** Start Data for this exercise **
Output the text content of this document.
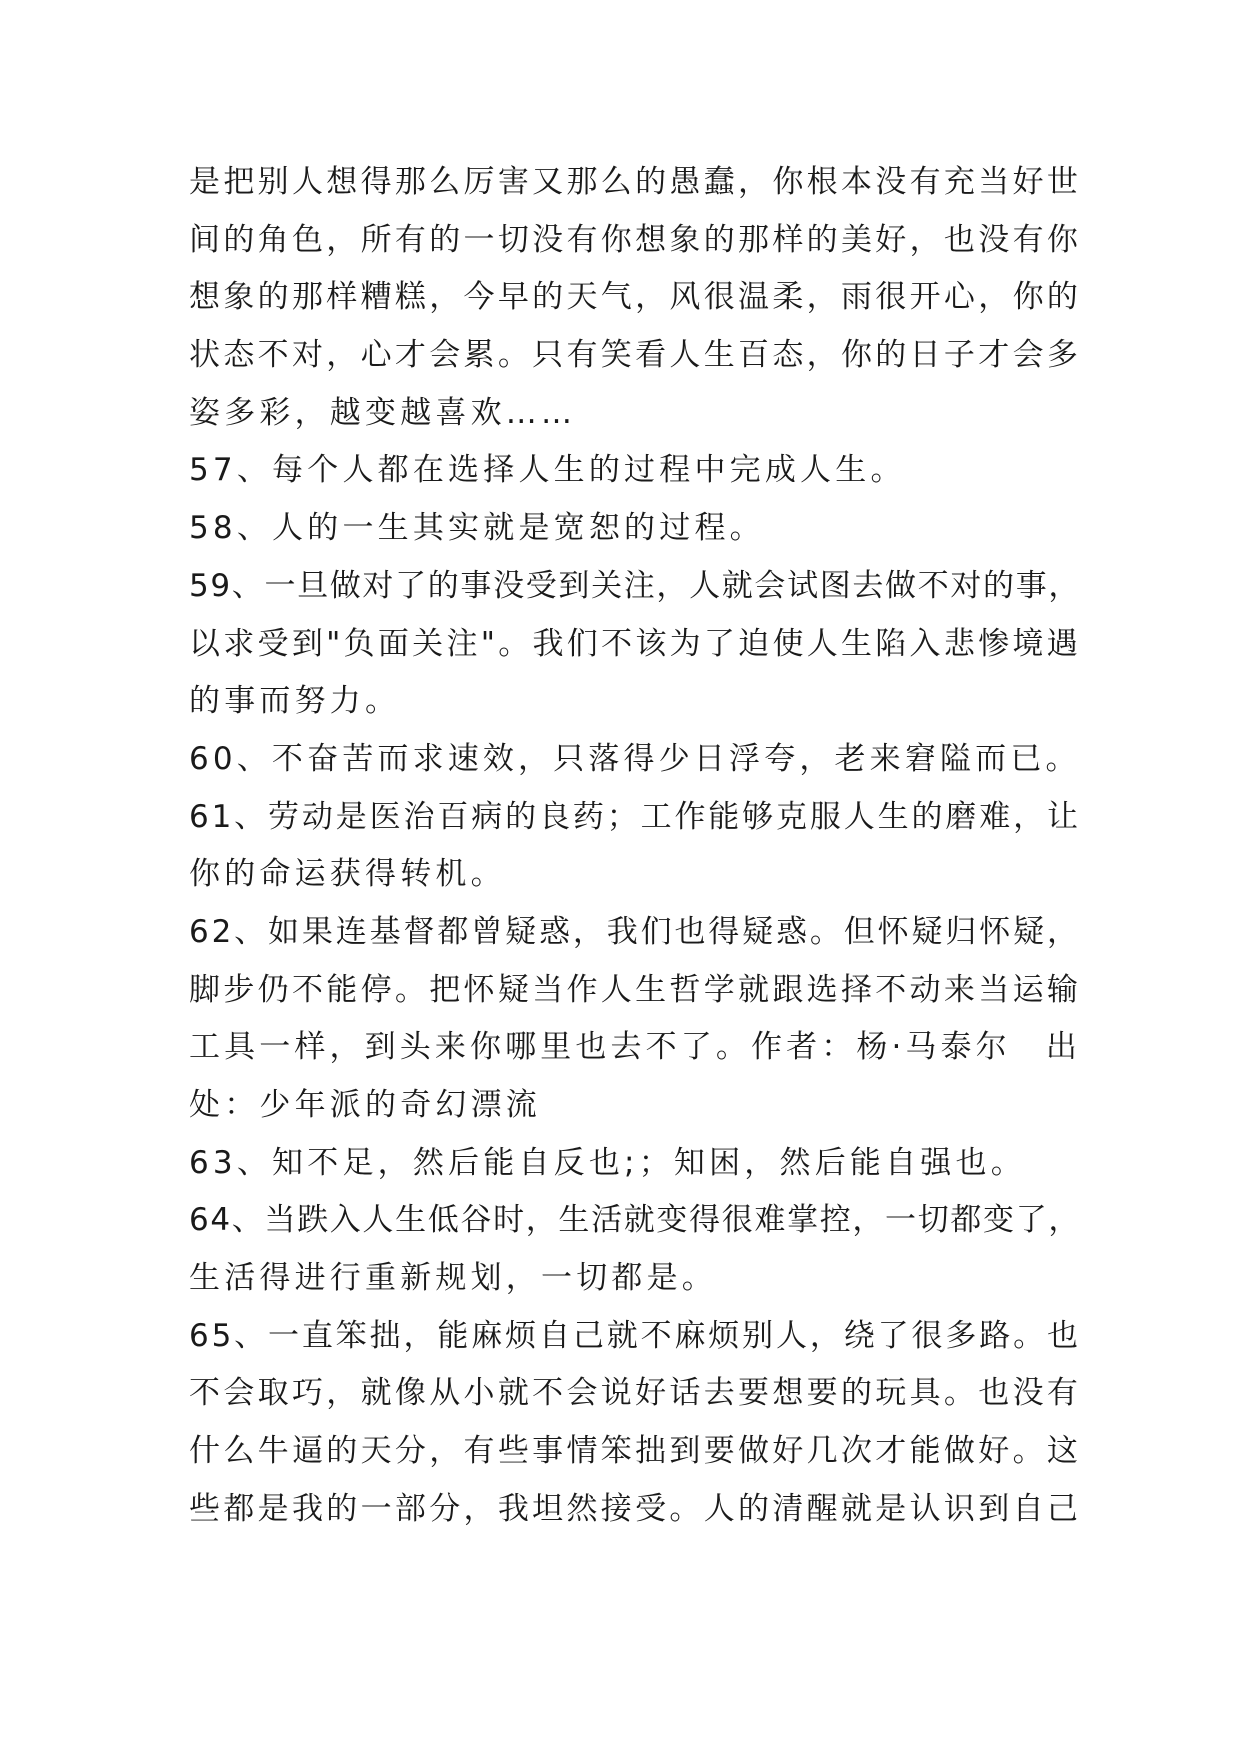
是把别人想得那么厉害又那么的愚蠢，你根本没有充当好世
间的角色，所有的一切没有你想象的那样的美好，也没有你
想象的那样糟糕，今早的天气，风很温柔，雨很开心，你的
状态不对，心才会累。只有笑看人生百态，你的日子才会多
姿多彩，越变越喜欢……
57、每个人都在选择人生的过程中完成人生。
58、人的一生其实就是宽恕的过程。
59、一旦做对了的事没受到关注，人就会试图去做不对的事，
以求受到"负面关注"。我们不该为了迫使人生陷入悲惨境遇
的事而努力。
60、不奋苦而求速效，只落得少日浮夸，老来窘隘而已。
61、劳动是医治百病的良药；工作能够克服人生的磨难，让
你的命运获得转机。
62、如果连基督都曾疑惑，我们也得疑惑。但怀疑归怀疑，
脚步仍不能停。把怀疑当作人生哲学就跟选择不动来当运输
工具一样，到头来你哪里也去不了。作者：杨·马泰尔　出
处：少年派的奇幻漂流
63、知不足，然后能自反也;；知困，然后能自强也。
64、当跌入人生低谷时，生活就变得很难掌控，一切都变了，
生活得进行重新规划，一切都是。
65、一直笨拙，能麻烦自己就不麻烦别人，绕了很多路。也
不会取巧，就像从小就不会说好话去要想要的玩具。也没有
什么牛逼的天分，有些事情笨拙到要做好几次才能做好。这
些都是我的一部分，我坦然接受。人的清醒就是认识到自己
** End Data for this exercise **
◆ Your task:
Every record above should be written out again without change, except that the pictures are left out.

◆ Finished answer:
Output the text content of this document.
是把别人想得那么厉害又那么的愚蠢，你根本没有充当好世
间的角色，所有的一切没有你想象的那样的美好，也没有你
想象的那样糟糕，今早的天气，风很温柔，雨很开心，你的
状态不对，心才会累。只有笑看人生百态，你的日子才会多
姿多彩，越变越喜欢……
57、每个人都在选择人生的过程中完成人生。
58、人的一生其实就是宽恕的过程。
59、一旦做对了的事没受到关注，人就会试图去做不对的事，
以求受到"负面关注"。我们不该为了迫使人生陷入悲惨境遇
的事而努力。
60、不奋苦而求速效，只落得少日浮夸，老来窘隘而已。
61、劳动是医治百病的良药；工作能够克服人生的磨难，让
你的命运获得转机。
62、如果连基督都曾疑惑，我们也得疑惑。但怀疑归怀疑，
脚步仍不能停。把怀疑当作人生哲学就跟选择不动来当运输
工具一样，到头来你哪里也去不了。作者：杨·马泰尔　出
处：少年派的奇幻漂流
63、知不足，然后能自反也;；知困，然后能自强也。
64、当跌入人生低谷时，生活就变得很难掌控，一切都变了，
生活得进行重新规划，一切都是。
65、一直笨拙，能麻烦自己就不麻烦别人，绕了很多路。也
不会取巧，就像从小就不会说好话去要想要的玩具。也没有
什么牛逼的天分，有些事情笨拙到要做好几次才能做好。这
些都是我的一部分，我坦然接受。人的清醒就是认识到自己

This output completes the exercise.